> _GOAL_: Copy out every line of the records where the string "澄迈党建" occurs.

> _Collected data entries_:

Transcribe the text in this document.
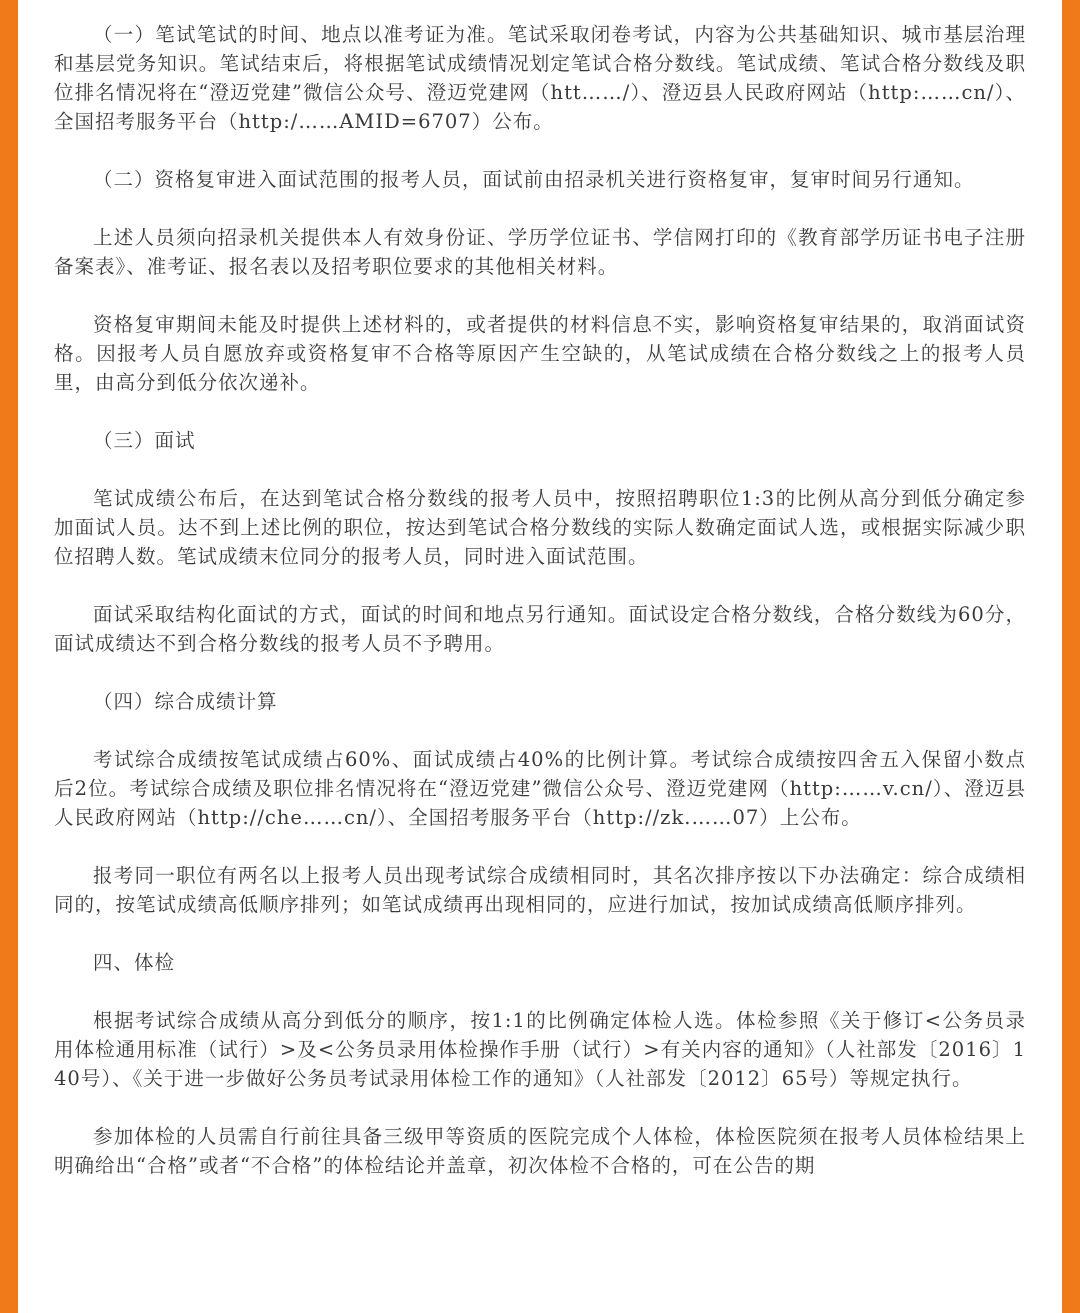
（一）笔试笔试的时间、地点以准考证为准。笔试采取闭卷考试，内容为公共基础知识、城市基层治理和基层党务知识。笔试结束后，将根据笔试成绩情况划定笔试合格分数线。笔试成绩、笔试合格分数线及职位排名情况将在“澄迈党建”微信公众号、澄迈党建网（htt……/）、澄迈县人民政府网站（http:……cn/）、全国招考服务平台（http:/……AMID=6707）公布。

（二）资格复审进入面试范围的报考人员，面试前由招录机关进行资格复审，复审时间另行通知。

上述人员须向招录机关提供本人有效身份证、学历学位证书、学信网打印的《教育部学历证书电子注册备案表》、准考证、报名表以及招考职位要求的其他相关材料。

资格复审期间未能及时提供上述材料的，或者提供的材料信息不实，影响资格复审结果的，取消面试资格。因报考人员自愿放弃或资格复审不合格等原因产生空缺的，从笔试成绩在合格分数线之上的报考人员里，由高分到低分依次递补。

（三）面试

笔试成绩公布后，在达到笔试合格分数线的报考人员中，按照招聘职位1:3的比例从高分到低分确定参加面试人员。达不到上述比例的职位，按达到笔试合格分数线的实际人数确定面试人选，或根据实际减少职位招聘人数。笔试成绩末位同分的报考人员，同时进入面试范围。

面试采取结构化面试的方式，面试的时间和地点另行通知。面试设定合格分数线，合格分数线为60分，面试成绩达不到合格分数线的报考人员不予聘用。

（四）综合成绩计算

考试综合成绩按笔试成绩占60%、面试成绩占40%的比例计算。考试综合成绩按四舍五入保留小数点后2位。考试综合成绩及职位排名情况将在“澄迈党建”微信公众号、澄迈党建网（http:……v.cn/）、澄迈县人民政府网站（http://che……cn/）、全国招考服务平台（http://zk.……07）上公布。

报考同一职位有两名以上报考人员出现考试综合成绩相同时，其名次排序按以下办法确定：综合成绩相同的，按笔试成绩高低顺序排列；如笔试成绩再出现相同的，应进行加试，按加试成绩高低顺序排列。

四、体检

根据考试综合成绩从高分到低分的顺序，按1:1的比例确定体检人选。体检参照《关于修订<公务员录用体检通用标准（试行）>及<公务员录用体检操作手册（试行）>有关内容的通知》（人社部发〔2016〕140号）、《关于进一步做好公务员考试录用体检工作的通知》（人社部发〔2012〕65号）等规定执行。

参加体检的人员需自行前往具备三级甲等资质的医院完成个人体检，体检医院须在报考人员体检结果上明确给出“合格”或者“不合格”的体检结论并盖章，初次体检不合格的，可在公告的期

> _SOLUTION TO THE EXERCISE_:
（一）笔试笔试的时间、地点以准考证为准。笔试采取闭卷考试，内容为公共基础知识、城市基层治理和基层党务知识。笔试结束后，将根据笔试成绩情况划定笔试合格分数线。笔试成绩、笔试合格分数线及职位排名情况将在“澄迈党建”微信公众号、澄迈党建网（htt……/）、澄迈县人民政府网站（http:……cn/）、全国招考服务平台（http:/……AMID=6707）公布。
考试综合成绩按笔试成绩占60%、面试成绩占40%的比例计算。考试综合成绩按四舍五入保留小数点后2位。考试综合成绩及职位排名情况将在“澄迈党建”微信公众号、澄迈党建网（http:……v.cn/）、澄迈县人民政府网站（http://che……cn/）、全国招考服务平台（http://zk.……07）上公布。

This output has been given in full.